**WHAT YOU NEED TO DO:** Every line below that mentions the word "name" should be copied out.

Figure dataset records

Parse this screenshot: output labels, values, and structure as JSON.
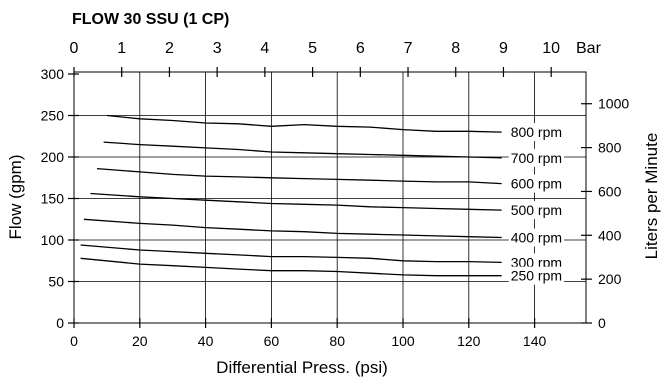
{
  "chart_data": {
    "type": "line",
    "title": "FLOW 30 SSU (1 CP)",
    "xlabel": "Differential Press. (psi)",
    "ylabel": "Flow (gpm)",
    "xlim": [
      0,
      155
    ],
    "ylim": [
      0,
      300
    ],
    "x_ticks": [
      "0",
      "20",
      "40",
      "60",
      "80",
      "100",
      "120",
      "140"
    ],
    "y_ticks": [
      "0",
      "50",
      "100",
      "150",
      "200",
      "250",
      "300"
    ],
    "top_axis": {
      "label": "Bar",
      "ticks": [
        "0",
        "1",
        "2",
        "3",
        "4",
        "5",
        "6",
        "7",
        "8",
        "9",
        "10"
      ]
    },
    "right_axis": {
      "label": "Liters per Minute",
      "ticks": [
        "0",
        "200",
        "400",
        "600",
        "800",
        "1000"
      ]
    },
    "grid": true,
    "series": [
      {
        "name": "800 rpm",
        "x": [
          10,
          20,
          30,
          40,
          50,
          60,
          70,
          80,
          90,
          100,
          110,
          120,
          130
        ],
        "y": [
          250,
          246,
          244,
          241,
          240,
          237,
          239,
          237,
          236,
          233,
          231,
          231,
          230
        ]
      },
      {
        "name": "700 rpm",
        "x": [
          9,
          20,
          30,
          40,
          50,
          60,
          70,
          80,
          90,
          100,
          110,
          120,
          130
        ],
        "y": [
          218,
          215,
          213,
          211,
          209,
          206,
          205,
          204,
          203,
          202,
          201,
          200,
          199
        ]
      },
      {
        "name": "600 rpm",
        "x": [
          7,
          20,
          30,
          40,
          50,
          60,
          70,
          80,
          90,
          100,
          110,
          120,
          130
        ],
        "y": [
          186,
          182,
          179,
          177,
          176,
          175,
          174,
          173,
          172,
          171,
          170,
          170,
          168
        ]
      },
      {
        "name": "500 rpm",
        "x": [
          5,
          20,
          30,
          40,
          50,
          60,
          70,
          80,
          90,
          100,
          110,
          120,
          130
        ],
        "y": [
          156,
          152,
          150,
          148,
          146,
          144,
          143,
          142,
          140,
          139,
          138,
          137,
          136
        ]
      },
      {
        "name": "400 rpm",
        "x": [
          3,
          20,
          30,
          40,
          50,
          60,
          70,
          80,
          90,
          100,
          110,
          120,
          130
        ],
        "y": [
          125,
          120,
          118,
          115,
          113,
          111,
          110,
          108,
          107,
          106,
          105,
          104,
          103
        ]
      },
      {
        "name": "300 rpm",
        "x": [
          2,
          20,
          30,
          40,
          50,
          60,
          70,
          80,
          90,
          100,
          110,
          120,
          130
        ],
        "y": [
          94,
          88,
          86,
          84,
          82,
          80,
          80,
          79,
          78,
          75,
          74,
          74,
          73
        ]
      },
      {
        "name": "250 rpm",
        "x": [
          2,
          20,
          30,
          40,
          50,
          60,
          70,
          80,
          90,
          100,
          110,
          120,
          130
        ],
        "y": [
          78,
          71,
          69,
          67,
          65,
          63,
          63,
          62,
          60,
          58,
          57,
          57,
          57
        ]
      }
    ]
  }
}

**WORKED ANSWER:**
        "name": "800 rpm",
        "name": "700 rpm",
        "name": "600 rpm",
        "name": "500 rpm",
        "name": "400 rpm",
        "name": "300 rpm",
        "name": "250 rpm",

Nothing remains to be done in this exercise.